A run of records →

+++++

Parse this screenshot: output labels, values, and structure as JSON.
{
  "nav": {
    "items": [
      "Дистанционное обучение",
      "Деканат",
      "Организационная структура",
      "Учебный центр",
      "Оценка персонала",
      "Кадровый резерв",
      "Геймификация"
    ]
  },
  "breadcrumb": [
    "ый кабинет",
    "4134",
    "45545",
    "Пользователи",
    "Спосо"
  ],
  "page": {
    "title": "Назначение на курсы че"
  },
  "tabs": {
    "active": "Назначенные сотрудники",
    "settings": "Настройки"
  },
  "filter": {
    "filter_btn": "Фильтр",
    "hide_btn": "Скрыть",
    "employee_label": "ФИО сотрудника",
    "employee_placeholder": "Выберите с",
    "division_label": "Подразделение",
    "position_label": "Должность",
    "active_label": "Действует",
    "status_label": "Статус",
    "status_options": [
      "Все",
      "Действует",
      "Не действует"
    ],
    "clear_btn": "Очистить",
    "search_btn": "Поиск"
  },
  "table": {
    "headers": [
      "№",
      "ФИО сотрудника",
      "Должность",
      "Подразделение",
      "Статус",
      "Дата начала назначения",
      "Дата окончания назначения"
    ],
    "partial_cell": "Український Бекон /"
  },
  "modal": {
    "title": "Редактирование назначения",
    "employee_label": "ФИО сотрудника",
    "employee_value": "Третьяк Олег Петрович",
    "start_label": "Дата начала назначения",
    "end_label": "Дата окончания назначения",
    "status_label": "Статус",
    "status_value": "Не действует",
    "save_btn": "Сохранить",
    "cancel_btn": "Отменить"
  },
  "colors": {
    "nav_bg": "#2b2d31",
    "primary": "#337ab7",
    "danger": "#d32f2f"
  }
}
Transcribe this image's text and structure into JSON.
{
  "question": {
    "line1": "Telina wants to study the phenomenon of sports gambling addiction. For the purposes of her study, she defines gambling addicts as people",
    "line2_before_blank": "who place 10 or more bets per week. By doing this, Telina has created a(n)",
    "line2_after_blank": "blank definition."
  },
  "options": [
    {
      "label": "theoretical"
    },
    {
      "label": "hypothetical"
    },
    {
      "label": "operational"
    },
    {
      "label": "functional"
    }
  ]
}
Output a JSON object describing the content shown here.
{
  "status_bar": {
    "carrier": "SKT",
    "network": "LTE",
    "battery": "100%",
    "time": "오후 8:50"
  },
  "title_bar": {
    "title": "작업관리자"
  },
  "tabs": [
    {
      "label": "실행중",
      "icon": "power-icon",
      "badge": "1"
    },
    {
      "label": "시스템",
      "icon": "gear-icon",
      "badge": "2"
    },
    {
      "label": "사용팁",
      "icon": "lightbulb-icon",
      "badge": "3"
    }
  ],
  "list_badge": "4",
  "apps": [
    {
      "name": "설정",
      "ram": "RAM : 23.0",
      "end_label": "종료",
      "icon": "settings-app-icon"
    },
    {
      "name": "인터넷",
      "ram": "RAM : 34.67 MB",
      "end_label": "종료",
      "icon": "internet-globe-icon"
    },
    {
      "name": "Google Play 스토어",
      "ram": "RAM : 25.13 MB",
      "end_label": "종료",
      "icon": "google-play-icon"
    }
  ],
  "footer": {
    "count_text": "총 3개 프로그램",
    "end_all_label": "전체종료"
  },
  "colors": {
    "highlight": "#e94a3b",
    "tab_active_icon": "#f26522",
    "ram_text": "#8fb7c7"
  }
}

+++++

THE TASK →
Reproduce every line from the entries that holds the word "settings".

REPLY TO THE EXERCISE →
    "settings": "Настройки"
      "icon": "settings-app-icon"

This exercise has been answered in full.